Select the lines of the records containing the word "JSON" and list them.
*** DATA PROVIDED ***
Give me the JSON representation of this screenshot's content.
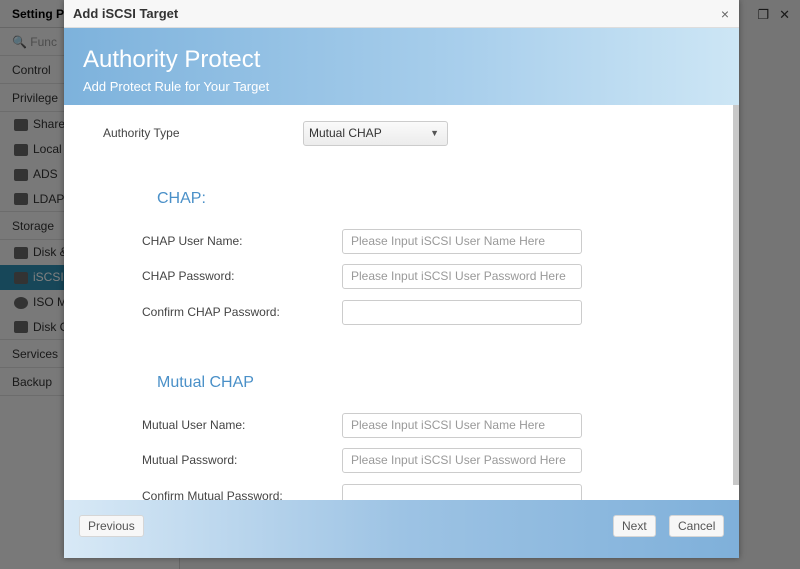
{
  "background": {
    "title": "Setting P",
    "search_placeholder": "Func",
    "sections": [
      "Control",
      "Privilege"
    ],
    "privilege_items": [
      "Share",
      "Local",
      "ADS",
      "LDAP"
    ],
    "storage": "Storage",
    "storage_items": [
      "Disk &",
      "iSCSI",
      "ISO M",
      "Disk C"
    ],
    "services": "Services",
    "backup": "Backup"
  },
  "dialog": {
    "title": "Add iSCSI Target",
    "close": "×",
    "header": {
      "title": "Authority Protect",
      "subtitle": "Add Protect Rule for Your Target"
    },
    "authority_type": {
      "label": "Authority Type",
      "value": "Mutual CHAP"
    },
    "chap": {
      "heading": "CHAP:",
      "user_label": "CHAP User Name:",
      "user_placeholder": "Please Input iSCSI User Name Here",
      "pass_label": "CHAP Password:",
      "pass_placeholder": "Please Input iSCSI User Password Here",
      "confirm_label": "Confirm CHAP Password:"
    },
    "mutual": {
      "heading": "Mutual CHAP",
      "user_label": "Mutual User Name:",
      "user_placeholder": "Please Input iSCSI User Name Here",
      "pass_label": "Mutual Password:",
      "pass_placeholder": "Please Input iSCSI User Password Here",
      "confirm_label": "Confirm Mutual Password:"
    },
    "buttons": {
      "previous": "Previous",
      "next": "Next",
      "cancel": "Cancel"
    }
  }
}
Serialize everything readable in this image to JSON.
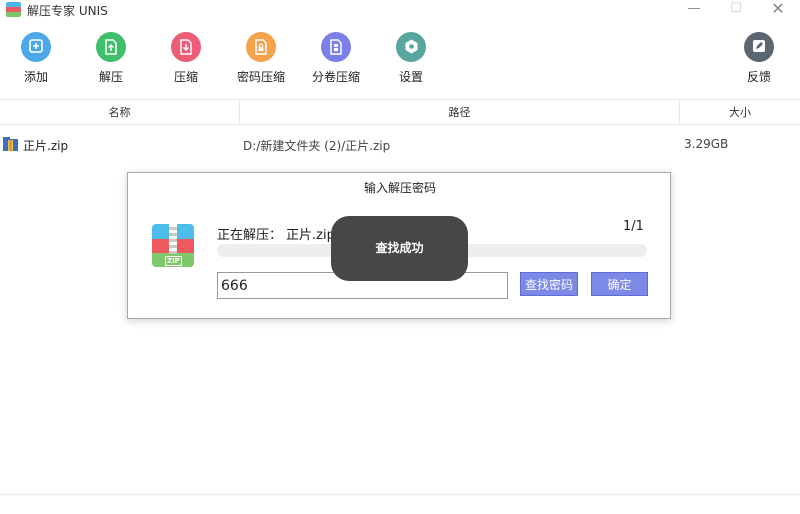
{
  "window": {
    "title": "解压专家 UNIS",
    "min_glyph": "—",
    "max_glyph": "☐",
    "close_glyph": "✕"
  },
  "toolbar": {
    "items": [
      {
        "label": "添加",
        "icon": "plus-icon",
        "color": "#4aa8e8"
      },
      {
        "label": "解压",
        "icon": "extract-icon",
        "color": "#3fbf6b"
      },
      {
        "label": "压缩",
        "icon": "compress-icon",
        "color": "#ee5d78"
      },
      {
        "label": "密码压缩",
        "icon": "lock-icon",
        "color": "#f5a34a"
      },
      {
        "label": "分卷压缩",
        "icon": "split-icon",
        "color": "#7b7fe8"
      },
      {
        "label": "设置",
        "icon": "gear-icon",
        "color": "#57a6a0"
      }
    ],
    "feedback": {
      "label": "反馈",
      "icon": "edit-icon",
      "color": "#5c6670"
    }
  },
  "table": {
    "headers": {
      "name": "名称",
      "path": "路径",
      "size": "大小"
    },
    "rows": [
      {
        "name": "正片.zip",
        "path": "D:/新建文件夹 (2)/正片.zip",
        "size": "3.29GB"
      }
    ]
  },
  "dialog": {
    "title": "输入解压密码",
    "status_prefix": "正在解压：",
    "file_name": "正片.zip",
    "counter": "1/1",
    "password_value": "666",
    "find_button": "查找密码",
    "ok_button": "确定",
    "zip_label": "ZIP"
  },
  "toast": {
    "text": "查找成功"
  }
}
***
ANSWER FOR THIS EXERCISE:
Give me the JSON representation of this screenshot's content.
Serialize everything readable in this image to JSON.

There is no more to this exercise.